[Start of Information given]
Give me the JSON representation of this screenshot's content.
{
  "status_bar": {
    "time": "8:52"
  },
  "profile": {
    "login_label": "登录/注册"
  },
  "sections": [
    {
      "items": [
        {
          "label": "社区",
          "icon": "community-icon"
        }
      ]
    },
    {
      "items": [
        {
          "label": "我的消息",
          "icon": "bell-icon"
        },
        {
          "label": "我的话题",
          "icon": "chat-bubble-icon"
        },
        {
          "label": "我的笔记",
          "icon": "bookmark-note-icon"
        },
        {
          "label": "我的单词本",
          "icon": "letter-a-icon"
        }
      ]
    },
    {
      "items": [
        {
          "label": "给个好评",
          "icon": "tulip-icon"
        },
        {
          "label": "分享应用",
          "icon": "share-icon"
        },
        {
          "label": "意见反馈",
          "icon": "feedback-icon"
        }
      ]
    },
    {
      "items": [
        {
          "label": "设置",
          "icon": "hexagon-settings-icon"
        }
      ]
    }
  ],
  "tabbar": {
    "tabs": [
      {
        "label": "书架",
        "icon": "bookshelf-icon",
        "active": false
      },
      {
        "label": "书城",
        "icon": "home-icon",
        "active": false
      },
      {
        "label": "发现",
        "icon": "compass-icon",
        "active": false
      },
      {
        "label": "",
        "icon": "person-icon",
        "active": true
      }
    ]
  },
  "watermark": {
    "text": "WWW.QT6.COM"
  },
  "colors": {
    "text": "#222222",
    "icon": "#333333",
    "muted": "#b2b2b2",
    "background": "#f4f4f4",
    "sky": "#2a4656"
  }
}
[End of Information given]
Problem statement
Give an exact repetition of all the material.

Response for this exercise
Give me the JSON representation of this screenshot's content.
{
  "status_bar": {
    "time": "8:52"
  },
  "profile": {
    "login_label": "登录/注册"
  },
  "sections": [
    {
      "items": [
        {
          "label": "社区",
          "icon": "community-icon"
        }
      ]
    },
    {
      "items": [
        {
          "label": "我的消息",
          "icon": "bell-icon"
        },
        {
          "label": "我的话题",
          "icon": "chat-bubble-icon"
        },
        {
          "label": "我的笔记",
          "icon": "bookmark-note-icon"
        },
        {
          "label": "我的单词本",
          "icon": "letter-a-icon"
        }
      ]
    },
    {
      "items": [
        {
          "label": "给个好评",
          "icon": "tulip-icon"
        },
        {
          "label": "分享应用",
          "icon": "share-icon"
        },
        {
          "label": "意见反馈",
          "icon": "feedback-icon"
        }
      ]
    },
    {
      "items": [
        {
          "label": "设置",
          "icon": "hexagon-settings-icon"
        }
      ]
    }
  ],
  "tabbar": {
    "tabs": [
      {
        "label": "书架",
        "icon": "bookshelf-icon",
        "active": false
      },
      {
        "label": "书城",
        "icon": "home-icon",
        "active": false
      },
      {
        "label": "发现",
        "icon": "compass-icon",
        "active": false
      },
      {
        "label": "",
        "icon": "person-icon",
        "active": true
      }
    ]
  },
  "watermark": {
    "text": "WWW.QT6.COM"
  },
  "colors": {
    "text": "#222222",
    "icon": "#333333",
    "muted": "#b2b2b2",
    "background": "#f4f4f4",
    "sky": "#2a4656"
  }
}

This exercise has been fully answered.